Exercise: Copy out each line of the data that holds the word "Section".

Data entries:
——————
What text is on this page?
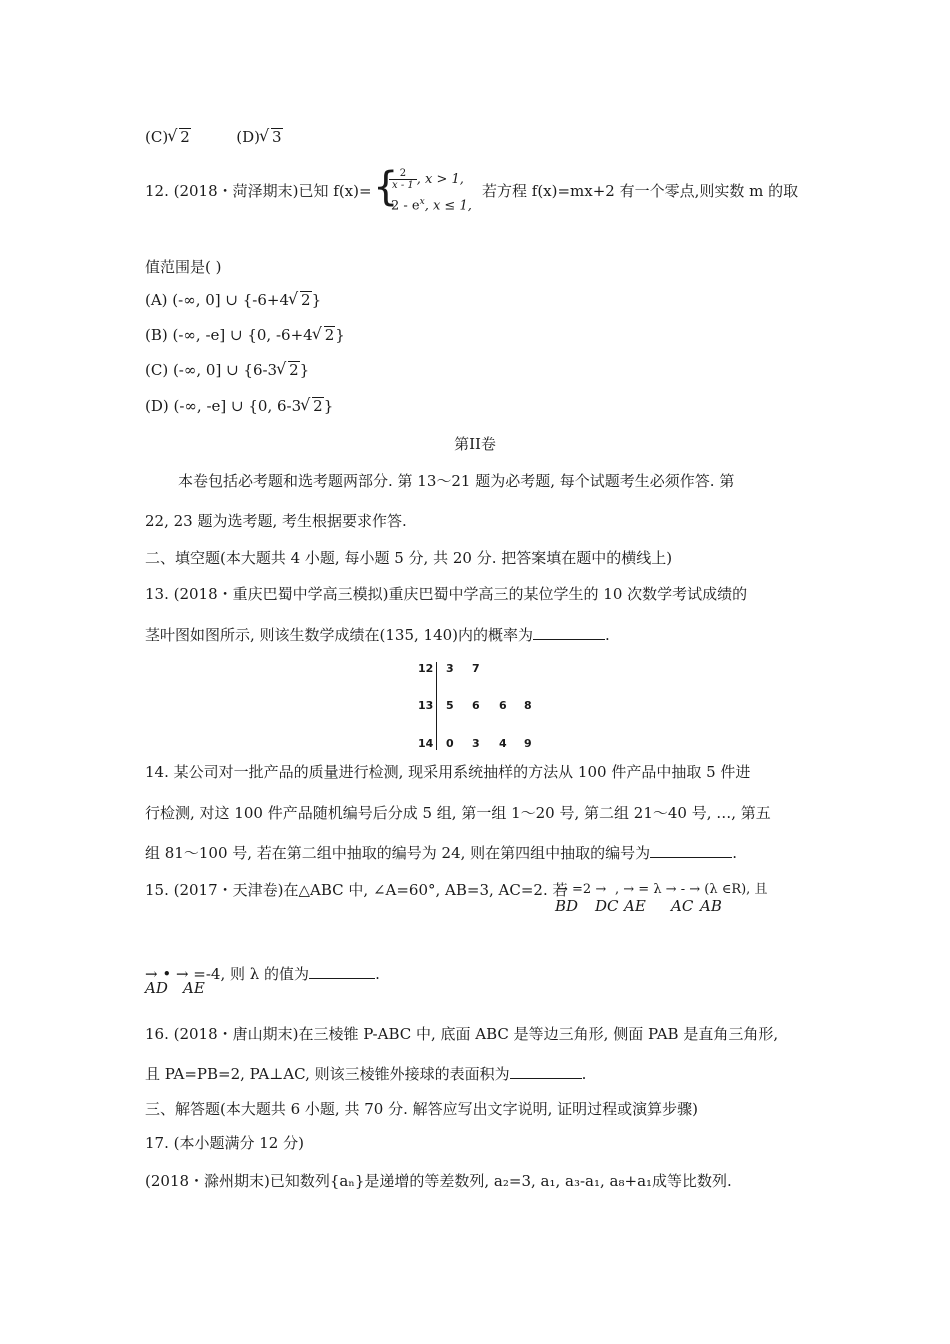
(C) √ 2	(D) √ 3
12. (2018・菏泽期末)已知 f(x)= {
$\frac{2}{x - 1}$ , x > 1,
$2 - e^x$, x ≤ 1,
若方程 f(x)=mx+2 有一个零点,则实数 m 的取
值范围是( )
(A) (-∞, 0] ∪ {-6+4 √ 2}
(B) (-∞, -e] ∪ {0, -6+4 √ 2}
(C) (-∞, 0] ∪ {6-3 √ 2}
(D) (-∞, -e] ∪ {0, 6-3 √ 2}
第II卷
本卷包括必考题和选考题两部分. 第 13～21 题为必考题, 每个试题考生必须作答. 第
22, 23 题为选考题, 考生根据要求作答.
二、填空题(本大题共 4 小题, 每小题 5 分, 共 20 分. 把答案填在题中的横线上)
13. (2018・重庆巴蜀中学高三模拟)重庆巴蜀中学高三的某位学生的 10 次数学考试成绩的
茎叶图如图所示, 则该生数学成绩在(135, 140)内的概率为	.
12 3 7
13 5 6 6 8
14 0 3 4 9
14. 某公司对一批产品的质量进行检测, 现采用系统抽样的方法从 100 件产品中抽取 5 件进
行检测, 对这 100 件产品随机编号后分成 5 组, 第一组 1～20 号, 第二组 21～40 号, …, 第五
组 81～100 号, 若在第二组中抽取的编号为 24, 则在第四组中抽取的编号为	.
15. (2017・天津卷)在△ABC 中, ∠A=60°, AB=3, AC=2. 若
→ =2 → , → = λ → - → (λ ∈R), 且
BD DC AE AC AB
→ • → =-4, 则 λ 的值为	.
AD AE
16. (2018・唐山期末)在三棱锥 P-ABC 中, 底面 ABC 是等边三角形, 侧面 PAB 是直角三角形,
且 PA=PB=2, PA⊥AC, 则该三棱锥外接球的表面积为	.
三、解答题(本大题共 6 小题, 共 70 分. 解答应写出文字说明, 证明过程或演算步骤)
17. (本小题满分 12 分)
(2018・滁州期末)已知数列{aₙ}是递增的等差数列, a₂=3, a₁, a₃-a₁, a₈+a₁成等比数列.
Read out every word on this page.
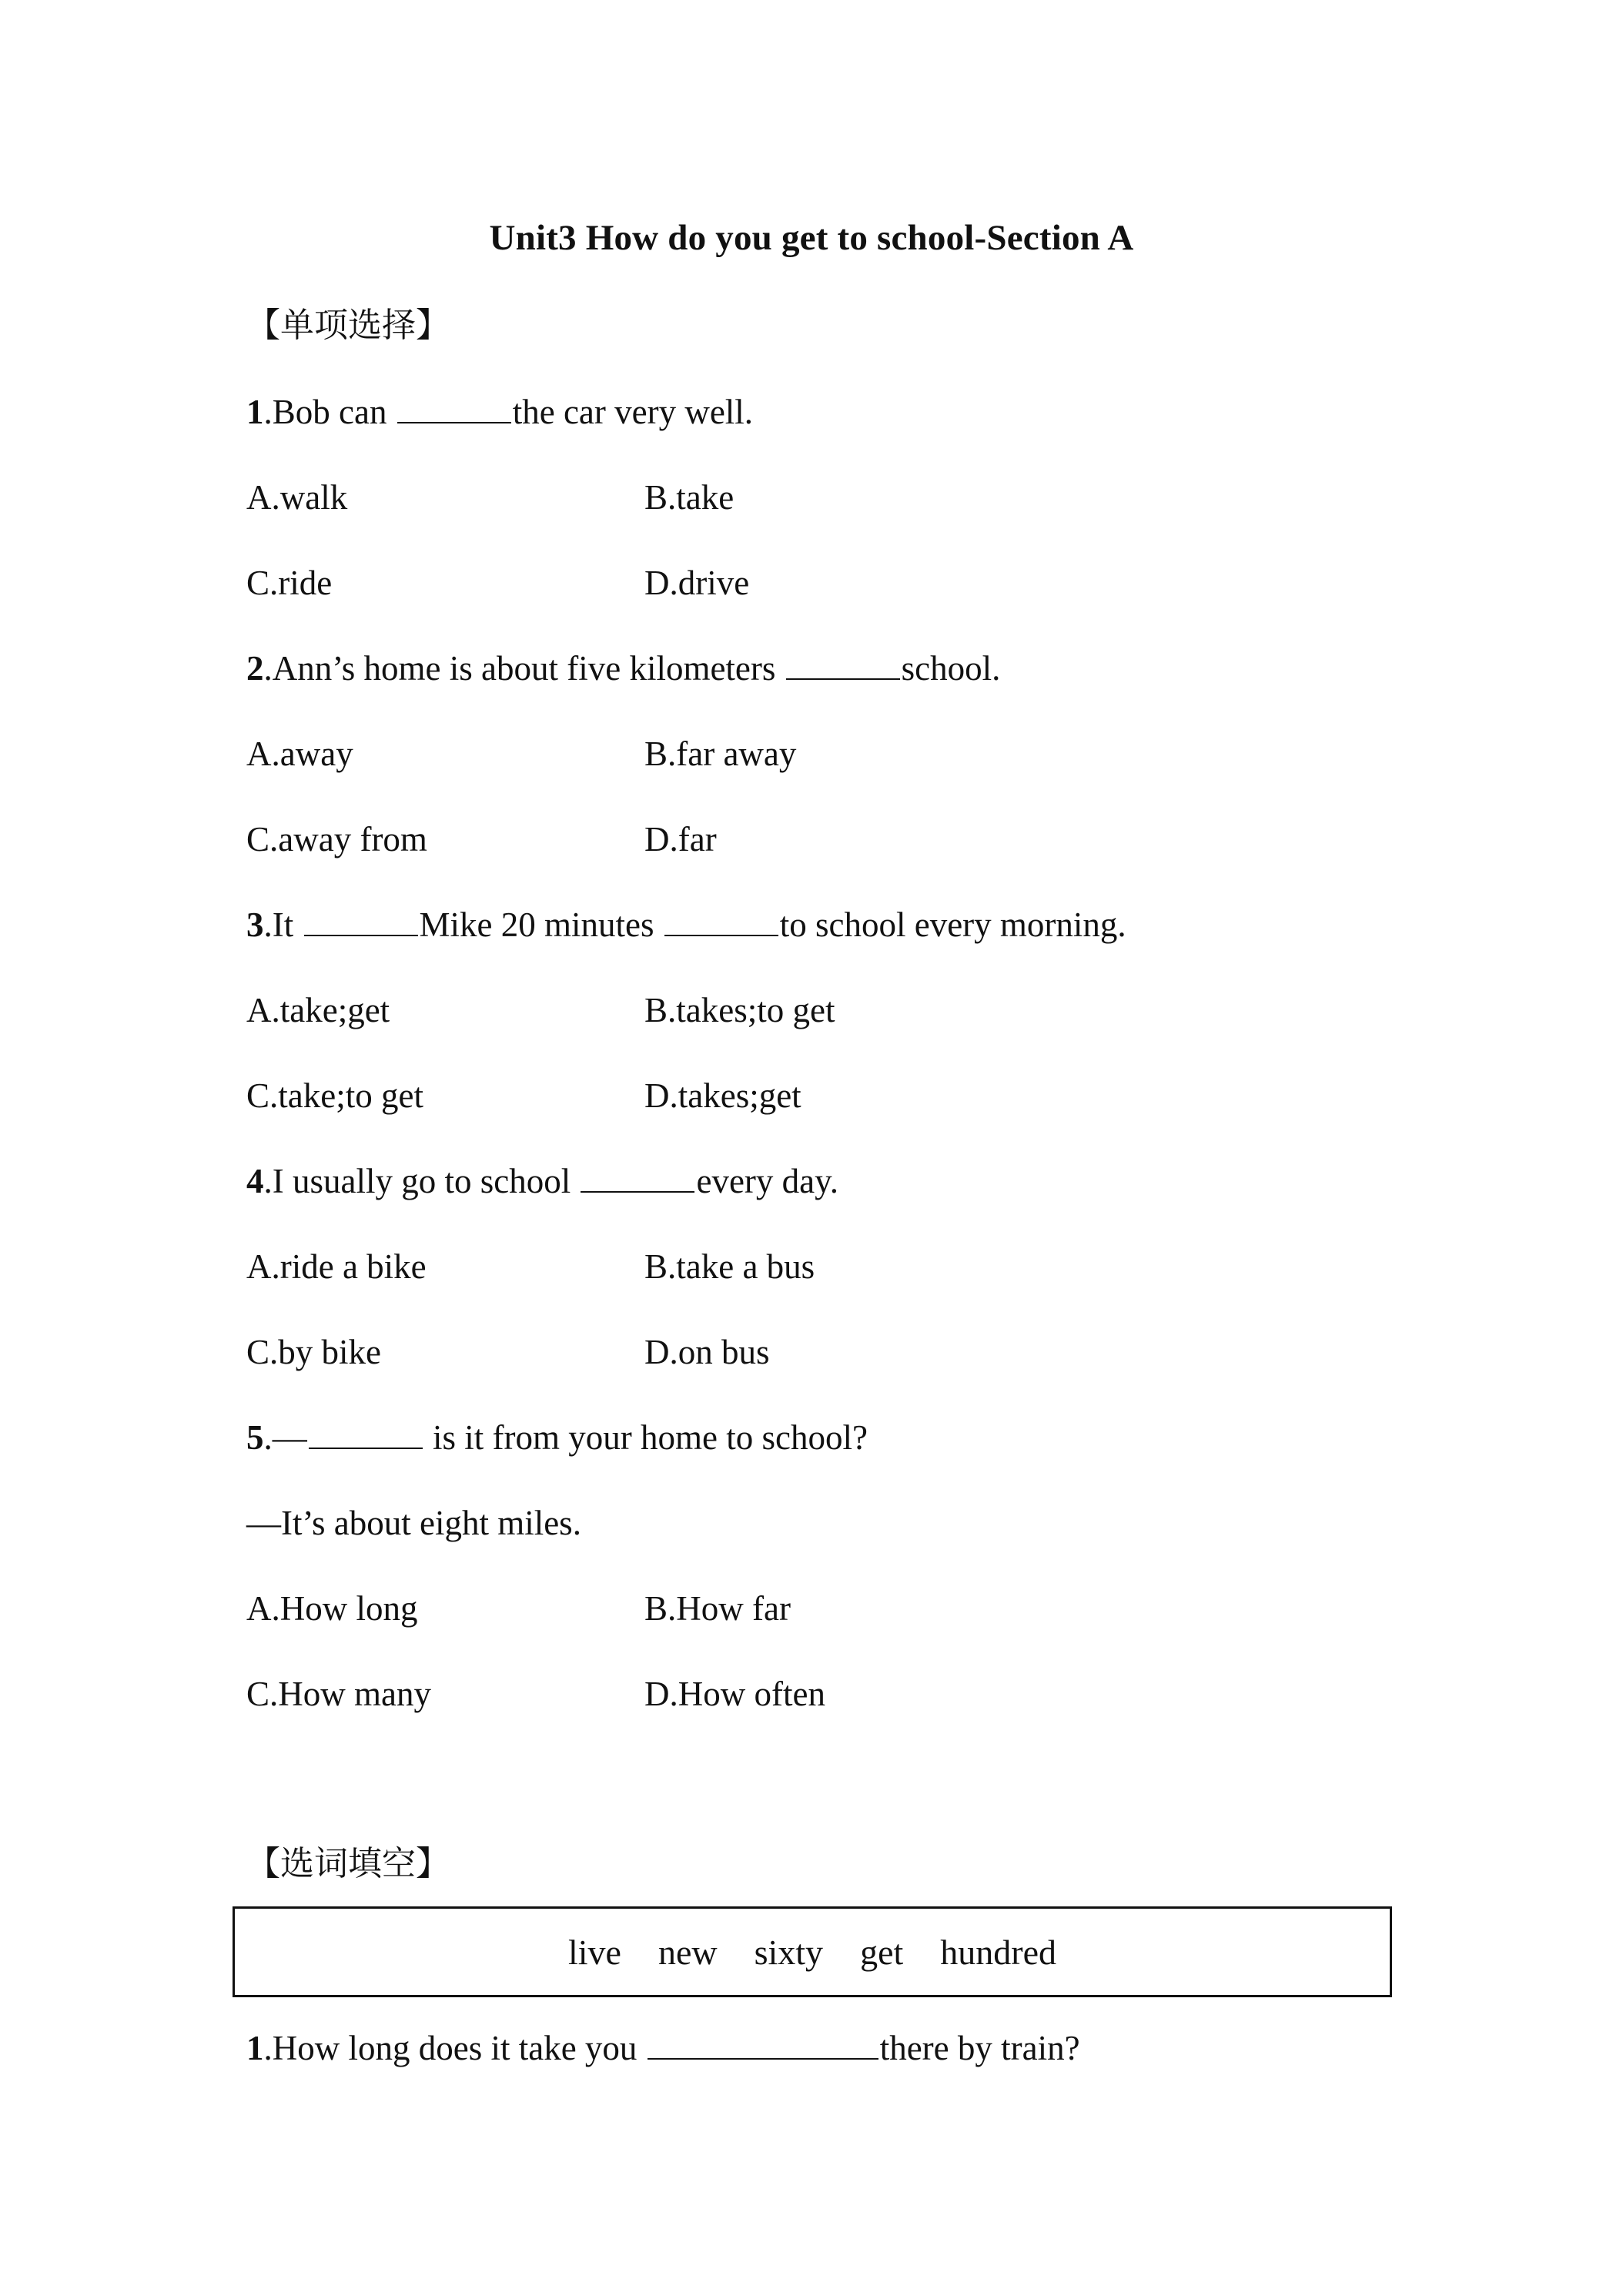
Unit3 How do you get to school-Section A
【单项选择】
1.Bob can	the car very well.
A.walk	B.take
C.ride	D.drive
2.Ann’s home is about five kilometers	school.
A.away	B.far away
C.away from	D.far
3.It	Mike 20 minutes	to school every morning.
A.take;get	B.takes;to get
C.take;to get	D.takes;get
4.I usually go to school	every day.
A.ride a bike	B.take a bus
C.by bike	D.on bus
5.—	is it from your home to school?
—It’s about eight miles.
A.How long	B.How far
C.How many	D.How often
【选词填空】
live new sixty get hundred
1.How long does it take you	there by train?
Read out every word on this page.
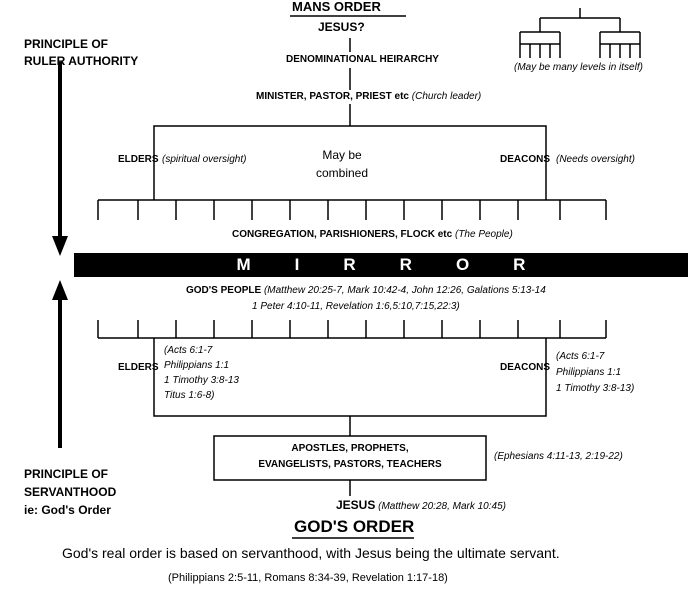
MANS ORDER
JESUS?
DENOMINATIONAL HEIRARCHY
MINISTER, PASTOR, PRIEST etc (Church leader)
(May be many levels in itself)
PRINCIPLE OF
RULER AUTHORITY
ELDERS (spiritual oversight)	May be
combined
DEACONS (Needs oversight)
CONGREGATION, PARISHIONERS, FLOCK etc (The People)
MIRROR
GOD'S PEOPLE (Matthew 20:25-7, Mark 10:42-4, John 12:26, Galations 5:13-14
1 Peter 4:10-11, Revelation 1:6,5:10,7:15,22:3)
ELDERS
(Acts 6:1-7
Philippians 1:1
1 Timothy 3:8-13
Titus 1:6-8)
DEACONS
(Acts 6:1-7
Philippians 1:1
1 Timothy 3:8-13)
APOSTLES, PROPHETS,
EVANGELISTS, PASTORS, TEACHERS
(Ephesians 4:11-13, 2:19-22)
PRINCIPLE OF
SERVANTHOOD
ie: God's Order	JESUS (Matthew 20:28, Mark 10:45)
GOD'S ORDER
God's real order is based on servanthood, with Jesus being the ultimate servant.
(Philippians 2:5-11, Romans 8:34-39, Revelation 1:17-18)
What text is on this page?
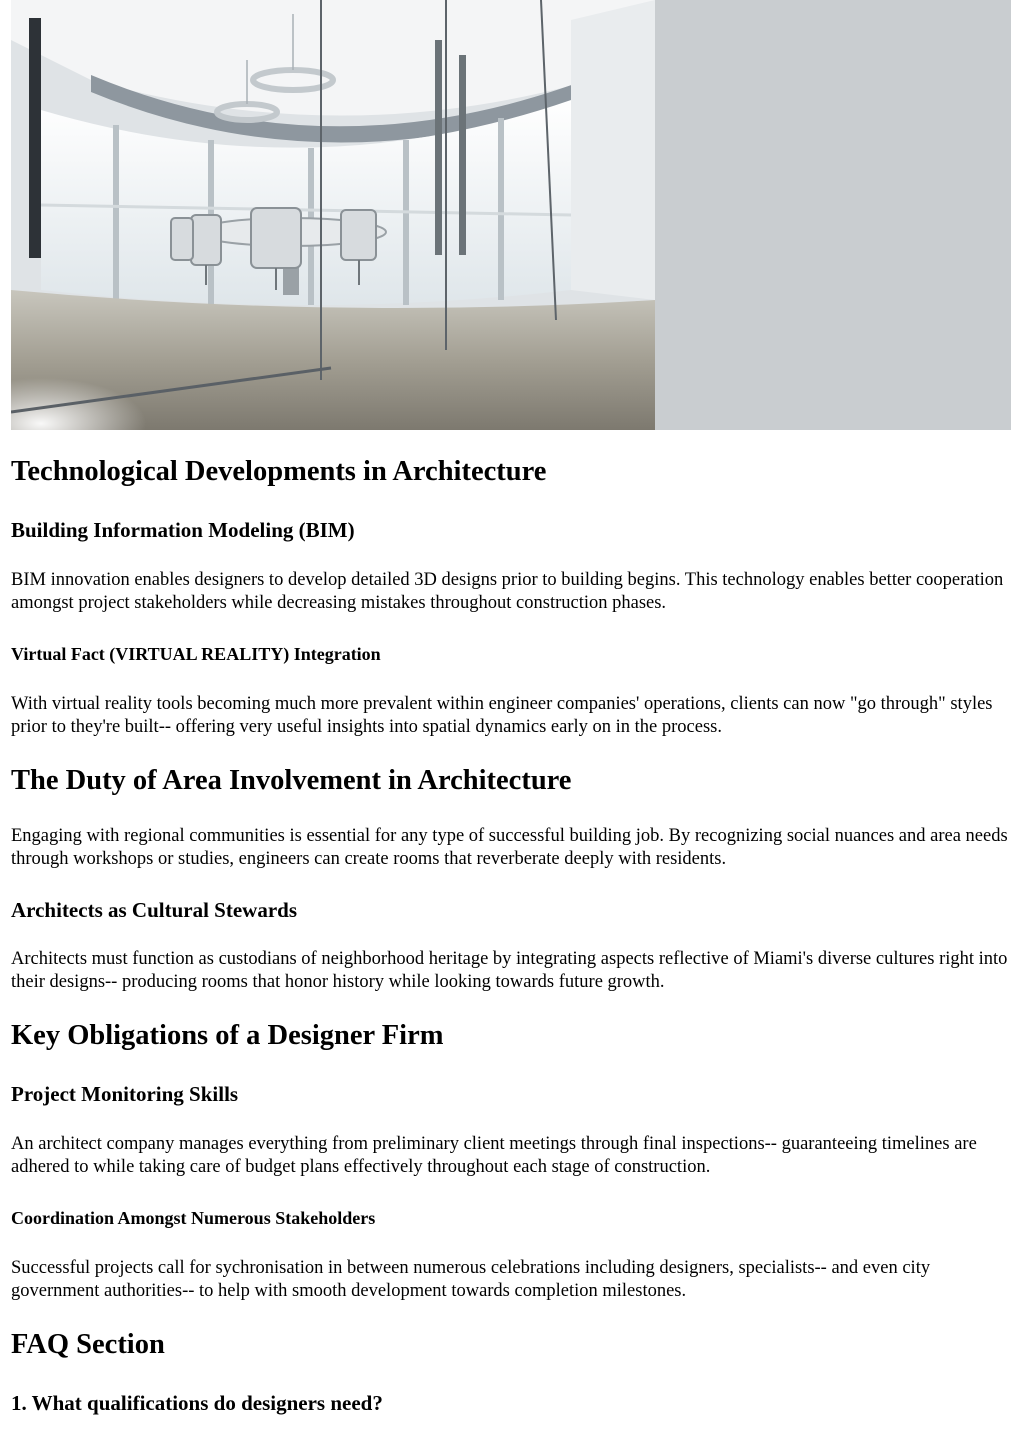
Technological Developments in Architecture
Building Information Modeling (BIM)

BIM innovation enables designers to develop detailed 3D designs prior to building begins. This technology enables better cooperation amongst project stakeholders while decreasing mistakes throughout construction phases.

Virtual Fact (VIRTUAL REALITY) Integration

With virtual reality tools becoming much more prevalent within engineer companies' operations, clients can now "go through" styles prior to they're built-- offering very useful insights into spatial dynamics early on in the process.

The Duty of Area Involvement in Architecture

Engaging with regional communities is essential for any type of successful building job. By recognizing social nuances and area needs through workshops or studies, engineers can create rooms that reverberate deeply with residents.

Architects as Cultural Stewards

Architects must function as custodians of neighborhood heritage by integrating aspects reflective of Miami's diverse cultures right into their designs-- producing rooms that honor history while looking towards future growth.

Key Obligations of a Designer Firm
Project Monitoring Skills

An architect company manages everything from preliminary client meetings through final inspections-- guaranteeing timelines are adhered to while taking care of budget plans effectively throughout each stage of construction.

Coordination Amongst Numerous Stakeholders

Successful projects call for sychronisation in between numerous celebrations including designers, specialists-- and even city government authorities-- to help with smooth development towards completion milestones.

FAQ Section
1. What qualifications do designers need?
——————
Solution:
Unit3 How do you get to school-Section A
FAQ Section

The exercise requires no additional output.